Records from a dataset
(begin)
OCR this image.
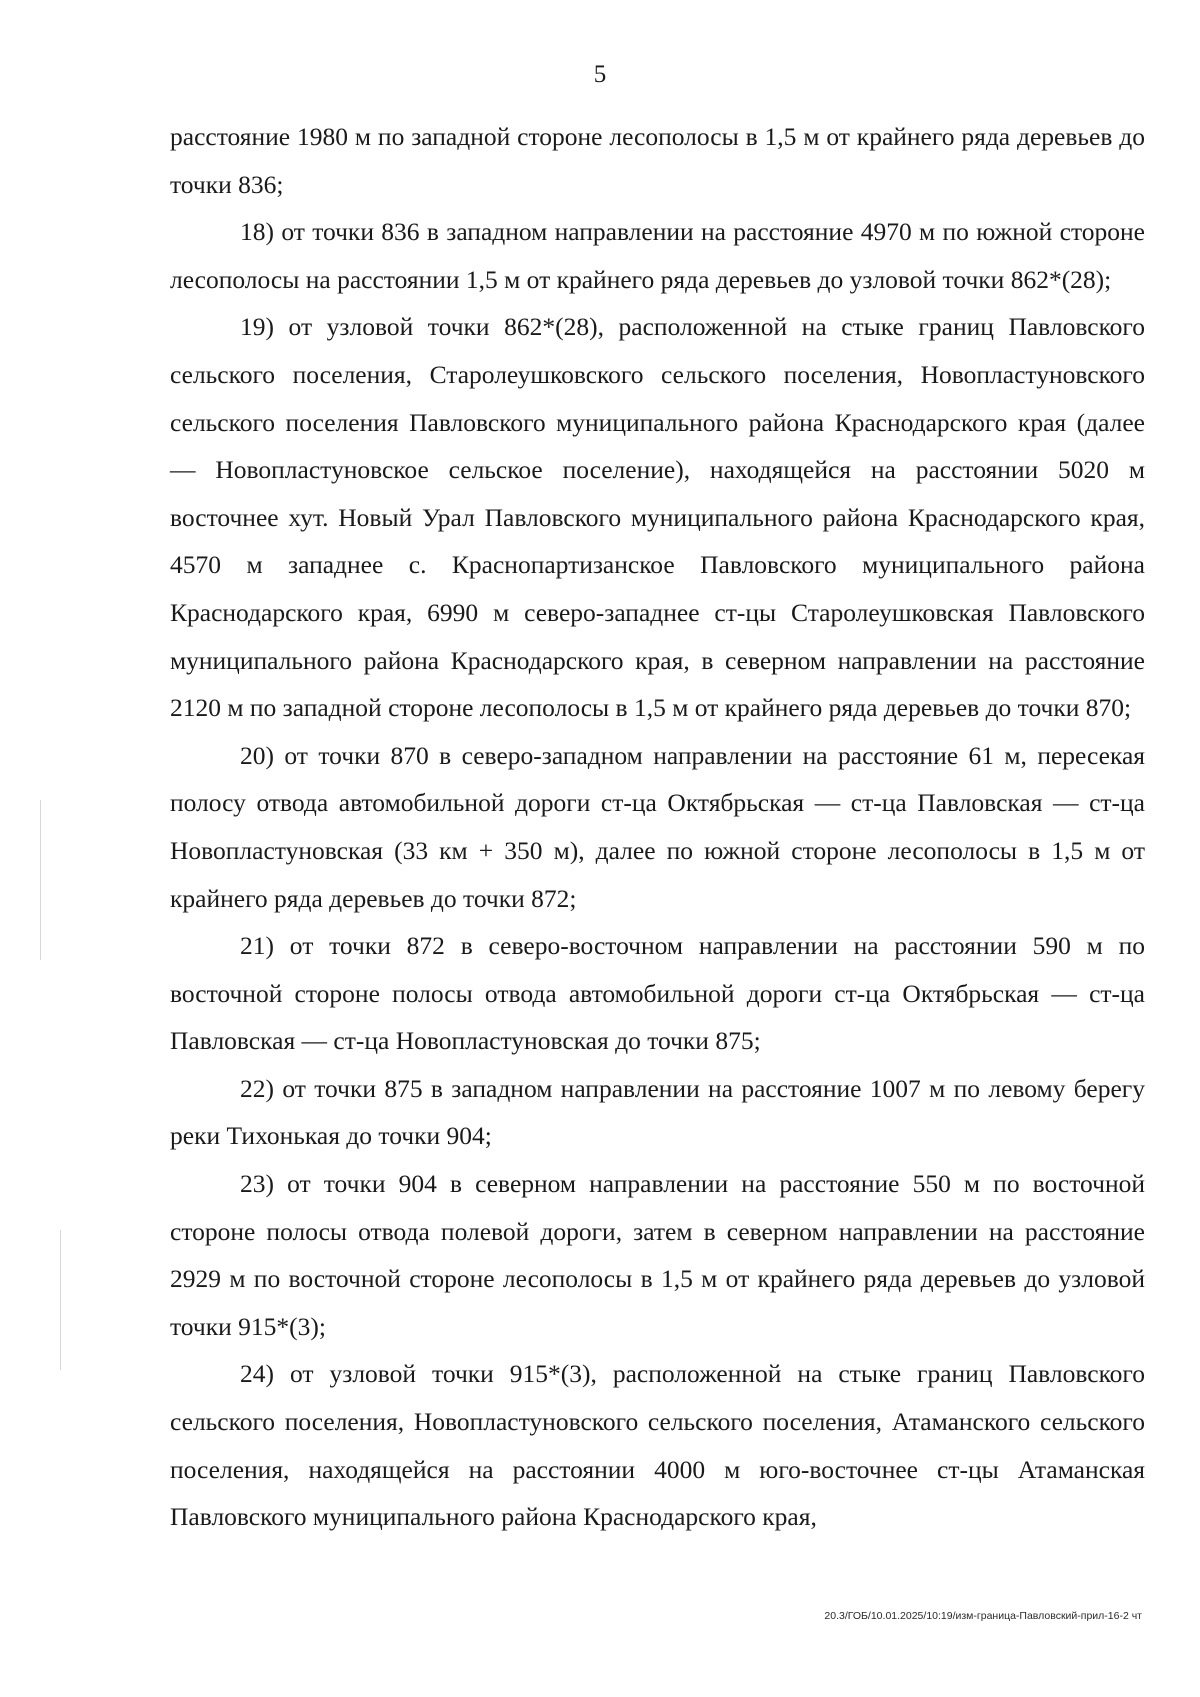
5

расстояние 1980 м по западной стороне лесополосы в 1,5 м от крайнего ряда деревьев до точки 836;

18) от точки 836 в западном направлении на расстояние 4970 м по южной стороне лесополосы на расстоянии 1,5 м от крайнего ряда деревьев до узловой точки 862*(28);

19) от узловой точки 862*(28), расположенной на стыке границ Павловского сельского поселения, Старолеушковского сельского поселения, Новопластуновского сельского поселения Павловского муниципального района Краснодарского края (далее — Новопластуновское сельское поселение), находящейся на расстоянии 5020 м восточнее хут. Новый Урал Павловского муниципального района Краснодарского края, 4570 м западнее с. Краснопартизанское Павловского муниципального района Краснодарского края, 6990 м северо-западнее ст-цы Старолеушковская Павловского муниципального района Краснодарского края, в северном направлении на расстояние 2120 м по западной стороне лесополосы в 1,5 м от крайнего ряда деревьев до точки 870;

20) от точки 870 в северо-западном направлении на расстояние 61 м, пересекая полосу отвода автомобильной дороги ст-ца Октябрьская — ст-ца Павловская — ст-ца Новопластуновская (33 км + 350 м), далее по южной стороне лесополосы в 1,5 м от крайнего ряда деревьев до точки 872;

21) от точки 872 в северо-восточном направлении на расстоянии 590 м по восточной стороне полосы отвода автомобильной дороги ст-ца Октябрьская — ст-ца Павловская — ст-ца Новопластуновская до точки 875;

22) от точки 875 в западном направлении на расстояние 1007 м по левому берегу реки Тихонькая до точки 904;

23) от точки 904 в северном направлении на расстояние 550 м по восточной стороне полосы отвода полевой дороги, затем в северном направлении на расстояние 2929 м по восточной стороне лесополосы в 1,5 м от крайнего ряда деревьев до узловой точки 915*(3);

24) от узловой точки 915*(3), расположенной на стыке границ Павловского сельского поселения, Новопластуновского сельского поселения, Атаманского сельского поселения, находящейся на расстоянии 4000 м юго-восточнее ст-цы Атаманская Павловского муниципального района Краснодарского края,

20.3/ГОБ/10.01.2025/10:19/изм-граница-Павловский-прил-16-2 чт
(end)
■ WRITTEN EXERCISE: All of the material above needs to be restated exactly, with no pictures.

■ SOLVED EXERCISE:
OCR this image.
5

расстояние 1980 м по западной стороне лесополосы в 1,5 м от крайнего ряда деревьев до точки 836;

18) от точки 836 в западном направлении на расстояние 4970 м по южной стороне лесополосы на расстоянии 1,5 м от крайнего ряда деревьев до узловой точки 862*(28);

19) от узловой точки 862*(28), расположенной на стыке границ Павловского сельского поселения, Старолеушковского сельского поселения, Новопластуновского сельского поселения Павловского муниципального района Краснодарского края (далее — Новопластуновское сельское поселение), находящейся на расстоянии 5020 м восточнее хут. Новый Урал Павловского муниципального района Краснодарского края, 4570 м западнее с. Краснопартизанское Павловского муниципального района Краснодарского края, 6990 м северо-западнее ст-цы Старолеушковская Павловского муниципального района Краснодарского края, в северном направлении на расстояние 2120 м по западной стороне лесополосы в 1,5 м от крайнего ряда деревьев до точки 870;

20) от точки 870 в северо-западном направлении на расстояние 61 м, пересекая полосу отвода автомобильной дороги ст-ца Октябрьская — ст-ца Павловская — ст-ца Новопластуновская (33 км + 350 м), далее по южной стороне лесополосы в 1,5 м от крайнего ряда деревьев до точки 872;

21) от точки 872 в северо-восточном направлении на расстоянии 590 м по восточной стороне полосы отвода автомобильной дороги ст-ца Октябрьская — ст-ца Павловская — ст-ца Новопластуновская до точки 875;

22) от точки 875 в западном направлении на расстояние 1007 м по левому берегу реки Тихонькая до точки 904;

23) от точки 904 в северном направлении на расстояние 550 м по восточной стороне полосы отвода полевой дороги, затем в северном направлении на расстояние 2929 м по восточной стороне лесополосы в 1,5 м от крайнего ряда деревьев до узловой точки 915*(3);

24) от узловой точки 915*(3), расположенной на стыке границ Павловского сельского поселения, Новопластуновского сельского поселения, Атаманского сельского поселения, находящейся на расстоянии 4000 м юго-восточнее ст-цы Атаманская Павловского муниципального района Краснодарского края,

20.3/ГОБ/10.01.2025/10:19/изм-граница-Павловский-прил-16-2 чт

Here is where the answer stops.